* Task directions:
Tally the lines holding the word "согласно" and state the count by itself.
[start Dataset]
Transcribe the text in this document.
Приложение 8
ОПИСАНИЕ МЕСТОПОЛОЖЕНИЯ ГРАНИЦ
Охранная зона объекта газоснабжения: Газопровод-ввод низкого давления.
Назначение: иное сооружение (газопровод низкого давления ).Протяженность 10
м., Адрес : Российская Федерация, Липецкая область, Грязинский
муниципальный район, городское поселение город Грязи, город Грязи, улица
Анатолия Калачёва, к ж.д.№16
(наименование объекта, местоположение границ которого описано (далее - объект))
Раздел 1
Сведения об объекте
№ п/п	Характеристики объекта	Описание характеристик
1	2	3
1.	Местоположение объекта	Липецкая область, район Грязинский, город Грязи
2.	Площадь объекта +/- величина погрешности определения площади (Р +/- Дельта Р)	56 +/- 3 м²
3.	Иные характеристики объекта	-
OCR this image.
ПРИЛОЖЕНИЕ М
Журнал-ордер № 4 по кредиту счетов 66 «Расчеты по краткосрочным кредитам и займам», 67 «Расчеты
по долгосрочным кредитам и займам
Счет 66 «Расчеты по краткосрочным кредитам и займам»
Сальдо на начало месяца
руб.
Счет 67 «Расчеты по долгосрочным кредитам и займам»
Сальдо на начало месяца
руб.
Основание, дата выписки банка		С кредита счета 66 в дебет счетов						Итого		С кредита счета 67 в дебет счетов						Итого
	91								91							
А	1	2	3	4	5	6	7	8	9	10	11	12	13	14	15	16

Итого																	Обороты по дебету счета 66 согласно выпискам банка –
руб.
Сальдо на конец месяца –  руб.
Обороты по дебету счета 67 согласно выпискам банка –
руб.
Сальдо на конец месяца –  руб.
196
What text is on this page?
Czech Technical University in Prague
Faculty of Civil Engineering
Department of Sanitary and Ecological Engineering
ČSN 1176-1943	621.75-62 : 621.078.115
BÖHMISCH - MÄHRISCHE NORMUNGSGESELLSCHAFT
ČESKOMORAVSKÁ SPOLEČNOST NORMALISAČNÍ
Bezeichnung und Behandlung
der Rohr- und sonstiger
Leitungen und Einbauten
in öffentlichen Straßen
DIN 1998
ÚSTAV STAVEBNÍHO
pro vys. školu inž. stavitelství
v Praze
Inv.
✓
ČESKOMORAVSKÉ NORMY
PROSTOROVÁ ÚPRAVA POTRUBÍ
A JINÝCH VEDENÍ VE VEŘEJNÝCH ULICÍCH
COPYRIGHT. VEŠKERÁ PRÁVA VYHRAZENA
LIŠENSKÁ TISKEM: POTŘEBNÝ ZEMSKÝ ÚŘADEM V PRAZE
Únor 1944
[end Dataset]
* Task result:
2